Description of the task
Reproduce the material in full, exactly as written.

++++ Working data ++++

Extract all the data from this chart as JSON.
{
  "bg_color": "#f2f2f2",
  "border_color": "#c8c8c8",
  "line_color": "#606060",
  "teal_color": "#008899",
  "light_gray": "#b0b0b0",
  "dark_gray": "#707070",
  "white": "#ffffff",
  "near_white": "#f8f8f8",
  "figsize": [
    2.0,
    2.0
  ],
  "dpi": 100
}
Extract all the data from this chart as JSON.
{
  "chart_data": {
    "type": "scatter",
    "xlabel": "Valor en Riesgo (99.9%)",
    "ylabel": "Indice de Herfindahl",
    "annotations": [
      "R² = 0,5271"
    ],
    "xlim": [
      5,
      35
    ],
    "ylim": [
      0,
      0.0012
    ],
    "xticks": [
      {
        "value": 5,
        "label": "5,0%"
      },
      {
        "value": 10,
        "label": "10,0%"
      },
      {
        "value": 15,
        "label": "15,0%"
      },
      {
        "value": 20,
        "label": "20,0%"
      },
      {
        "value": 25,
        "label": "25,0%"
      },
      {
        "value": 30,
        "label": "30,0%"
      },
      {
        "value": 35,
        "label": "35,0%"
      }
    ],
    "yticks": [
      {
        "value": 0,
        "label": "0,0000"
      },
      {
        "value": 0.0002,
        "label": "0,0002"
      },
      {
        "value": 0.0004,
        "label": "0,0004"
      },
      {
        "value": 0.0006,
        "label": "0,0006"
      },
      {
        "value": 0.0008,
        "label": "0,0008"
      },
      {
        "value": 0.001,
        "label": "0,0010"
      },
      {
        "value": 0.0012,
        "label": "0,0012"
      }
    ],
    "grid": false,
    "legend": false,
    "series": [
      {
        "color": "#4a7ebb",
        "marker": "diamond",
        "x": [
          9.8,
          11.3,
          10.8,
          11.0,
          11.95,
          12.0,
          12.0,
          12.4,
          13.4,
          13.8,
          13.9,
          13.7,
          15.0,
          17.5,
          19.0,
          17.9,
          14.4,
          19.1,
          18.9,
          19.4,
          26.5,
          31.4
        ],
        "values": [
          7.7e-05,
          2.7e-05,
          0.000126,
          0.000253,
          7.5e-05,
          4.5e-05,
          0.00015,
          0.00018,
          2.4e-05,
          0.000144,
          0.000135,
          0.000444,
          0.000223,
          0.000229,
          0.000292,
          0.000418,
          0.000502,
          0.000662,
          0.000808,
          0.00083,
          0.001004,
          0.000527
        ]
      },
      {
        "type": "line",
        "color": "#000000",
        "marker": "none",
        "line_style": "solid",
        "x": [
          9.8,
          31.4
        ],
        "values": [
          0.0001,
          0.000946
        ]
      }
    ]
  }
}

++++

Complete output
Extract all the data from this chart as JSON.
{
  "bg_color": "#f2f2f2",
  "border_color": "#c8c8c8",
  "line_color": "#606060",
  "teal_color": "#008899",
  "light_gray": "#b0b0b0",
  "dark_gray": "#707070",
  "white": "#ffffff",
  "near_white": "#f8f8f8",
  "figsize": [
    2.0,
    2.0
  ],
  "dpi": 100
}
Extract all the data from this chart as JSON.
{
  "chart_data": {
    "type": "scatter",
    "xlabel": "Valor en Riesgo (99.9%)",
    "ylabel": "Indice de Herfindahl",
    "annotations": [
      "R² = 0,5271"
    ],
    "xlim": [
      5,
      35
    ],
    "ylim": [
      0,
      0.0012
    ],
    "xticks": [
      {
        "value": 5,
        "label": "5,0%"
      },
      {
        "value": 10,
        "label": "10,0%"
      },
      {
        "value": 15,
        "label": "15,0%"
      },
      {
        "value": 20,
        "label": "20,0%"
      },
      {
        "value": 25,
        "label": "25,0%"
      },
      {
        "value": 30,
        "label": "30,0%"
      },
      {
        "value": 35,
        "label": "35,0%"
      }
    ],
    "yticks": [
      {
        "value": 0,
        "label": "0,0000"
      },
      {
        "value": 0.0002,
        "label": "0,0002"
      },
      {
        "value": 0.0004,
        "label": "0,0004"
      },
      {
        "value": 0.0006,
        "label": "0,0006"
      },
      {
        "value": 0.0008,
        "label": "0,0008"
      },
      {
        "value": 0.001,
        "label": "0,0010"
      },
      {
        "value": 0.0012,
        "label": "0,0012"
      }
    ],
    "grid": false,
    "legend": false,
    "series": [
      {
        "color": "#4a7ebb",
        "marker": "diamond",
        "x": [
          9.8,
          11.3,
          10.8,
          11.0,
          11.95,
          12.0,
          12.0,
          12.4,
          13.4,
          13.8,
          13.9,
          13.7,
          15.0,
          17.5,
          19.0,
          17.9,
          14.4,
          19.1,
          18.9,
          19.4,
          26.5,
          31.4
        ],
        "values": [
          7.7e-05,
          2.7e-05,
          0.000126,
          0.000253,
          7.5e-05,
          4.5e-05,
          0.00015,
          0.00018,
          2.4e-05,
          0.000144,
          0.000135,
          0.000444,
          0.000223,
          0.000229,
          0.000292,
          0.000418,
          0.000502,
          0.000662,
          0.000808,
          0.00083,
          0.001004,
          0.000527
        ]
      },
      {
        "type": "line",
        "color": "#000000",
        "marker": "none",
        "line_style": "solid",
        "x": [
          9.8,
          31.4
        ],
        "values": [
          0.0001,
          0.000946
        ]
      }
    ]
  }
}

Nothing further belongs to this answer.